**TASK:** Copy each line of the material below that includes the string "sugiyama".

— START —

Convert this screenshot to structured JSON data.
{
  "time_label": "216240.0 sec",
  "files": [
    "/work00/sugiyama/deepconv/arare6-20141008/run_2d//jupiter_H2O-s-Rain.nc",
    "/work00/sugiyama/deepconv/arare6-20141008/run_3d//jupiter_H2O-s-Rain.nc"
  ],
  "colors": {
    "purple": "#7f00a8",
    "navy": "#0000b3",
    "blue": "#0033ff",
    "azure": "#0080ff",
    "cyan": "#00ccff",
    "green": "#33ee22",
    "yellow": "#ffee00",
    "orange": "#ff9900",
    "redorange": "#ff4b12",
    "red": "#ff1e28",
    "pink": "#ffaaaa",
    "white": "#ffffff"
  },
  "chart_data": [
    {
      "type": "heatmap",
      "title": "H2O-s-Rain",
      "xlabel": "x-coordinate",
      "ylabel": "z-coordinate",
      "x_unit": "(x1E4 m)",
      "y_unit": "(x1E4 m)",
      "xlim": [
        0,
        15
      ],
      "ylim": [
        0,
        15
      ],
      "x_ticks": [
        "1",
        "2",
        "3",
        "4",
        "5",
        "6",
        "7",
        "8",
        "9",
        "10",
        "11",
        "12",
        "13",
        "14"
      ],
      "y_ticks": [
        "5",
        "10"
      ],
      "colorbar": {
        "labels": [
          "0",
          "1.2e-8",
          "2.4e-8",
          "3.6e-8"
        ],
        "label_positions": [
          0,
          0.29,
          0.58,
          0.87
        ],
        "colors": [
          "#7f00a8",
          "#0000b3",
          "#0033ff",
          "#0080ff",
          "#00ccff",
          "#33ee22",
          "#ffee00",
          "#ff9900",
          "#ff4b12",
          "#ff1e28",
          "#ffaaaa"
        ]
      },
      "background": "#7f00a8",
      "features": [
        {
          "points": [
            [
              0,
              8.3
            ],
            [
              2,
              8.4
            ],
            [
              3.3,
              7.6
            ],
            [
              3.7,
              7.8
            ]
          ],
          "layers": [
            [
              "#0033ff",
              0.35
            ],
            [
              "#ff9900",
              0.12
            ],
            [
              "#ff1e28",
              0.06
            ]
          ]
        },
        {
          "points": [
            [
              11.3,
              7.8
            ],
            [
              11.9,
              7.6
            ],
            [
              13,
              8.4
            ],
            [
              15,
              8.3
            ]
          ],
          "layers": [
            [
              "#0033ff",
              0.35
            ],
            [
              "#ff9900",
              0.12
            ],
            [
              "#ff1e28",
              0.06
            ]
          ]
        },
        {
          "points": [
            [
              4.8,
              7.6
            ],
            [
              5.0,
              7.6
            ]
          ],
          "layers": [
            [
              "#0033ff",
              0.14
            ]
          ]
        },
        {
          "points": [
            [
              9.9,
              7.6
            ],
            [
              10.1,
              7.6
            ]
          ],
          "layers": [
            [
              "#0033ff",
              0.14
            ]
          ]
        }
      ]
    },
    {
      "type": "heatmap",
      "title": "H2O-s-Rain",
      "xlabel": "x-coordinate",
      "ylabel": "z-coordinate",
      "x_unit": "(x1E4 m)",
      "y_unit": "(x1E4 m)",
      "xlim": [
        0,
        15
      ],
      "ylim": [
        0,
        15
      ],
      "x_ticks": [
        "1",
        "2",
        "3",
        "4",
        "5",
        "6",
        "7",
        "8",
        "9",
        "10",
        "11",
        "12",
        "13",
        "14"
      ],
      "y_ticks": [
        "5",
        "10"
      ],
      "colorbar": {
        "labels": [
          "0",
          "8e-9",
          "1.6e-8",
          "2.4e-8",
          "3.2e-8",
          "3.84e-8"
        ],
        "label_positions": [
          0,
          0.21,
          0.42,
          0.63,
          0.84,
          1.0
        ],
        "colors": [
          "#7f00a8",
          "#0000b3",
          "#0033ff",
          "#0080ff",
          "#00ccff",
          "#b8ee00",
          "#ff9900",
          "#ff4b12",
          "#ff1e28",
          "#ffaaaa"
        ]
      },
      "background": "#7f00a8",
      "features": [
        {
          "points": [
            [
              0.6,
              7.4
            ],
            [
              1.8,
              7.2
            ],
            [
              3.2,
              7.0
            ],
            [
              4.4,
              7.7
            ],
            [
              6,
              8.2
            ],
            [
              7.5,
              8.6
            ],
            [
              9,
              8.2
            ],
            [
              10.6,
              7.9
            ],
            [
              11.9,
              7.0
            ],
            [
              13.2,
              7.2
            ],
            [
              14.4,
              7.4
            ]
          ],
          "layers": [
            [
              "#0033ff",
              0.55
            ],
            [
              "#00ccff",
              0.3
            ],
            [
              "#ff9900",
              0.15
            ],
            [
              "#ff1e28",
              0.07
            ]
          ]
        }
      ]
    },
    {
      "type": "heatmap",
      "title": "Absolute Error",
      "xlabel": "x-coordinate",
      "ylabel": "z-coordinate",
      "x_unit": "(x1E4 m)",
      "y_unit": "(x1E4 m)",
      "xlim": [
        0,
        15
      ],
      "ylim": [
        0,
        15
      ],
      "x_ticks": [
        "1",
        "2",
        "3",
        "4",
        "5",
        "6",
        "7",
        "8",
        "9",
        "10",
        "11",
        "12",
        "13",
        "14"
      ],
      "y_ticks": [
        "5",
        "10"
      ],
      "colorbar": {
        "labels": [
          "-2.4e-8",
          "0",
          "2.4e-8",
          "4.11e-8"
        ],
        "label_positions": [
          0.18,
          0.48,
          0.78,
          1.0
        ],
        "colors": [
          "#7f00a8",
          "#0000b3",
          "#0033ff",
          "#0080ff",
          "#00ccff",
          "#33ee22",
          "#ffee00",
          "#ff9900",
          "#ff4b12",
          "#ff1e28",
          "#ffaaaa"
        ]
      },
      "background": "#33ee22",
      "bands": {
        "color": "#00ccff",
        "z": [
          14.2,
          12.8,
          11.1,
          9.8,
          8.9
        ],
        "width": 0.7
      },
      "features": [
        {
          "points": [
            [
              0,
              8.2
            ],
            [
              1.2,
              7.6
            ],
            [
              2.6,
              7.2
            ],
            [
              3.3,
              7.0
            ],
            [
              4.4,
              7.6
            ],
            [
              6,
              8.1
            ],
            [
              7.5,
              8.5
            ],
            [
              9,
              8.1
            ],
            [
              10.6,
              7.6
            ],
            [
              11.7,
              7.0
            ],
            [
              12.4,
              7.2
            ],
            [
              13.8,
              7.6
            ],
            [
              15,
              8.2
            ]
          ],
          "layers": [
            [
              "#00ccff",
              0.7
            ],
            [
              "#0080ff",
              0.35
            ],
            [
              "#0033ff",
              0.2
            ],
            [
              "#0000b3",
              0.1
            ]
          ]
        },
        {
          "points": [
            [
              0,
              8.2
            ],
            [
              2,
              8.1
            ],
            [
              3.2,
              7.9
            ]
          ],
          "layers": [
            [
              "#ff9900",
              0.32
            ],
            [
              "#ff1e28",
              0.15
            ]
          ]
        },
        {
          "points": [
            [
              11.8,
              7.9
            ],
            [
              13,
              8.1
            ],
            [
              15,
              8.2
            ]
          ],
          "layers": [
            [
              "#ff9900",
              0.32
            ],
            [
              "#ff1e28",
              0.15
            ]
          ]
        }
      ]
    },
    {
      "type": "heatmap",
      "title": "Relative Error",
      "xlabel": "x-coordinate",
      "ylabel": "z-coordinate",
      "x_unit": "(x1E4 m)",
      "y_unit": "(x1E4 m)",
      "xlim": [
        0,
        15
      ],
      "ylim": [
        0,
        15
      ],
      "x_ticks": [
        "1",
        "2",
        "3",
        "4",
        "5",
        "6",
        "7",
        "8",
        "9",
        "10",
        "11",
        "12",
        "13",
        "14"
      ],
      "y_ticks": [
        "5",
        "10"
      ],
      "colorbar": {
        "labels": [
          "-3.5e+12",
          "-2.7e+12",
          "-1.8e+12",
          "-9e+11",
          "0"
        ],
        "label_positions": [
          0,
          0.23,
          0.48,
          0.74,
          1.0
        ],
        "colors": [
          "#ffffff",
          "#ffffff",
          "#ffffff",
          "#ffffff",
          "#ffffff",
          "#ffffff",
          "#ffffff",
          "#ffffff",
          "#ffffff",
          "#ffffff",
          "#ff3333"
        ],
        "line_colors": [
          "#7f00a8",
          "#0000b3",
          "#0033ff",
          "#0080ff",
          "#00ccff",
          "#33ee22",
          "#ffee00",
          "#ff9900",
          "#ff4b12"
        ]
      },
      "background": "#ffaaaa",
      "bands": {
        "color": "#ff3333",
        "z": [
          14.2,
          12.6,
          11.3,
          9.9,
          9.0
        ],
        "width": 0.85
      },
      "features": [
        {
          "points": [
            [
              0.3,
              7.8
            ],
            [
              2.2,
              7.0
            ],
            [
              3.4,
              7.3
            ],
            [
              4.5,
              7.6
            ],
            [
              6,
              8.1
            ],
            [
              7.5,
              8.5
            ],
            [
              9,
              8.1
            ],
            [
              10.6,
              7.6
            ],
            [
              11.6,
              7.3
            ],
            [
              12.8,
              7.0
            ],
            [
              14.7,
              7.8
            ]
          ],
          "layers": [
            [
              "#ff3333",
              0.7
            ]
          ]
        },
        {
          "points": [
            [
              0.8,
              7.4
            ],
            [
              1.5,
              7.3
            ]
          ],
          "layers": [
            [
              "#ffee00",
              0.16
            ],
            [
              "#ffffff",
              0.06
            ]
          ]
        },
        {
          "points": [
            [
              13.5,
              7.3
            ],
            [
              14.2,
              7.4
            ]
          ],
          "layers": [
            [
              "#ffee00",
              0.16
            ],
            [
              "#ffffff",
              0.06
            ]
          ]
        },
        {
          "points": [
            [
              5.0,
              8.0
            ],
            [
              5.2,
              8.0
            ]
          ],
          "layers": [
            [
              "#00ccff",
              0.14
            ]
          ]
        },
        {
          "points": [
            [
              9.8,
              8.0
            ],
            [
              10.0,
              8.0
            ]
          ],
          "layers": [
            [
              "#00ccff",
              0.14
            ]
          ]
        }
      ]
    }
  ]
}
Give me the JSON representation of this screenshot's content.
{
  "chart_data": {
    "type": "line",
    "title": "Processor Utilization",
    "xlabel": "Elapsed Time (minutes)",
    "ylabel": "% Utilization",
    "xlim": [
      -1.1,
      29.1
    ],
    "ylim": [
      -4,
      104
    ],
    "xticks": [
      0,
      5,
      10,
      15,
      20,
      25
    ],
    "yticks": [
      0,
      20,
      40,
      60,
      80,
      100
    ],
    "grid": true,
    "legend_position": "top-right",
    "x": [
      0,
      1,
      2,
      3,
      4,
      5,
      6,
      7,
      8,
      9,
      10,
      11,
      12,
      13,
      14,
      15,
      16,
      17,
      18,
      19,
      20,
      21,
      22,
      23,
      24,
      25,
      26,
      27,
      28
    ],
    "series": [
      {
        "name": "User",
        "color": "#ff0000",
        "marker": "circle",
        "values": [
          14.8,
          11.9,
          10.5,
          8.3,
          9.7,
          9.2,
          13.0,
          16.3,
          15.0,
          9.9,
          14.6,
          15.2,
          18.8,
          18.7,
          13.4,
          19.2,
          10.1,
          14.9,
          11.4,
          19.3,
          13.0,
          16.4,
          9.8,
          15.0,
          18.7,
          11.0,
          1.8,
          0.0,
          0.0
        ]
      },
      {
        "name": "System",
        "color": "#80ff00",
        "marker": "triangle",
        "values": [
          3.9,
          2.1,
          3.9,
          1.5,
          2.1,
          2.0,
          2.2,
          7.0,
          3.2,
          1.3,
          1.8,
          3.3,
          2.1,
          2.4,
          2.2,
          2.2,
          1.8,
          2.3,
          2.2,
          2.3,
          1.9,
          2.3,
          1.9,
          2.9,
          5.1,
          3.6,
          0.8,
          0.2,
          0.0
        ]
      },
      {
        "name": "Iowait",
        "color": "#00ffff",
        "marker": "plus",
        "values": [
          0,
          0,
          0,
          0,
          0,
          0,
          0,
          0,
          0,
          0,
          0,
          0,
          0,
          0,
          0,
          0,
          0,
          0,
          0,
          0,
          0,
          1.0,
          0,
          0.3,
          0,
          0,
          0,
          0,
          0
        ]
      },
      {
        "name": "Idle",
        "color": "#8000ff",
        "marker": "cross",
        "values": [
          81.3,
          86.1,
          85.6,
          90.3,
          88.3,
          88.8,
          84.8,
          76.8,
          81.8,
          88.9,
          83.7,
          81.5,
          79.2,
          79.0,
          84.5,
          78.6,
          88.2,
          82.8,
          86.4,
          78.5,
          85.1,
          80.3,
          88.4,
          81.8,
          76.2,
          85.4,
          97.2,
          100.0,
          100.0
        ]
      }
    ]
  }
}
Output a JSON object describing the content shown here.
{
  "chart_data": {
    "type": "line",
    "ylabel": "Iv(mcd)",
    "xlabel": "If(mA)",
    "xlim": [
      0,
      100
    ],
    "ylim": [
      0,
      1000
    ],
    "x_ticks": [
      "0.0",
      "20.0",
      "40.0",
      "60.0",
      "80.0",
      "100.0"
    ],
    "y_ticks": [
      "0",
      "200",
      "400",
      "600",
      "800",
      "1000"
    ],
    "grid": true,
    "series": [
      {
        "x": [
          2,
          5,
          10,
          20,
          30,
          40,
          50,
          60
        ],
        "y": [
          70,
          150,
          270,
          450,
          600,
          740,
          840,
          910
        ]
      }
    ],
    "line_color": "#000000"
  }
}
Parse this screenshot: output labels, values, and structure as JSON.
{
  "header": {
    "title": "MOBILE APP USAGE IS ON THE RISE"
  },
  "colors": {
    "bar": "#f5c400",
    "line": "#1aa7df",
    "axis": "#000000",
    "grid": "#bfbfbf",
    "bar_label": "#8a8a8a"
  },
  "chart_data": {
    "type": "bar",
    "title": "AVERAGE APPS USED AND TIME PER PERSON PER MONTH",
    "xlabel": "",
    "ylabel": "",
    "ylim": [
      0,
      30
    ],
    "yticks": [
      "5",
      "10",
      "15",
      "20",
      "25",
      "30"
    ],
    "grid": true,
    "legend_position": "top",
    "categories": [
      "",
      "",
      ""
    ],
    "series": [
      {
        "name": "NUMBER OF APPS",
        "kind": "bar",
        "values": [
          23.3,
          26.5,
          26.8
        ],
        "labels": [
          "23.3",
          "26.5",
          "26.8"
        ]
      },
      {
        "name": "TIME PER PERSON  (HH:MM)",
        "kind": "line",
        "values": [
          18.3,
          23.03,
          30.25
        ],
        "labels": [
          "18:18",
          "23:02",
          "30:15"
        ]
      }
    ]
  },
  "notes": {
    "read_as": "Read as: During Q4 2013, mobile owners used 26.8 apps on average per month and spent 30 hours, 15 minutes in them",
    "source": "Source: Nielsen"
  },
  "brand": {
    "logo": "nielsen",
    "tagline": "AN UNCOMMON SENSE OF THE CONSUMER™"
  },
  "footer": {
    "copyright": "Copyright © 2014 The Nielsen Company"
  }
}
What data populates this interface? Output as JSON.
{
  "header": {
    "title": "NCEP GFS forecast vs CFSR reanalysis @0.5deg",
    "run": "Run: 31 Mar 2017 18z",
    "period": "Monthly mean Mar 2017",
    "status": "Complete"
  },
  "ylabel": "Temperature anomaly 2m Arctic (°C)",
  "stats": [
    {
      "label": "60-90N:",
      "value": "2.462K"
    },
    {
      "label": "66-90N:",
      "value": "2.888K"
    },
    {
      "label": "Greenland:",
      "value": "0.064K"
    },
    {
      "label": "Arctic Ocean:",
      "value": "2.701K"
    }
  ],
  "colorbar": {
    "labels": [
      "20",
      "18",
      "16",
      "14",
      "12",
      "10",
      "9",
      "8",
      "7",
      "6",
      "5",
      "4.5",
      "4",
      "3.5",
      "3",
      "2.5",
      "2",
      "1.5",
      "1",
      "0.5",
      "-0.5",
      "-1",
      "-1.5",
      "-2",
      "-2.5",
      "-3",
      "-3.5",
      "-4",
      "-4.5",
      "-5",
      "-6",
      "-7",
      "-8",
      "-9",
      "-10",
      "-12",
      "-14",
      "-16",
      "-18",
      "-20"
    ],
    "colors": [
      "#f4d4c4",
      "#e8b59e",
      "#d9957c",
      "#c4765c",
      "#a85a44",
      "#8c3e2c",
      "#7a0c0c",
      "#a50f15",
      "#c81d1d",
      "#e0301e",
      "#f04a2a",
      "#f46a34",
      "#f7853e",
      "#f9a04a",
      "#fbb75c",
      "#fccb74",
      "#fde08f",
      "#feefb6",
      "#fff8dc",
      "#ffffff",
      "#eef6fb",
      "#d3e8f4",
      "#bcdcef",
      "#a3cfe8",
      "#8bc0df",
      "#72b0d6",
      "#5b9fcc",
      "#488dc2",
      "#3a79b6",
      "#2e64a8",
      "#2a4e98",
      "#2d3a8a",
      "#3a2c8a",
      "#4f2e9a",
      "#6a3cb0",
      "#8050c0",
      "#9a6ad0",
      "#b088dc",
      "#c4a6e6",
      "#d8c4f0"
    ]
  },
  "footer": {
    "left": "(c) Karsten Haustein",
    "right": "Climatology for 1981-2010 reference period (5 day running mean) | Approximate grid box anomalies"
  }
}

— END —

**TASK SOLUTION:**
    "/work00/sugiyama/deepconv/arare6-20141008/run_2d//jupiter_H2O-s-Rain.nc",
    "/work00/sugiyama/deepconv/arare6-20141008/run_3d//jupiter_H2O-s-Rain.nc"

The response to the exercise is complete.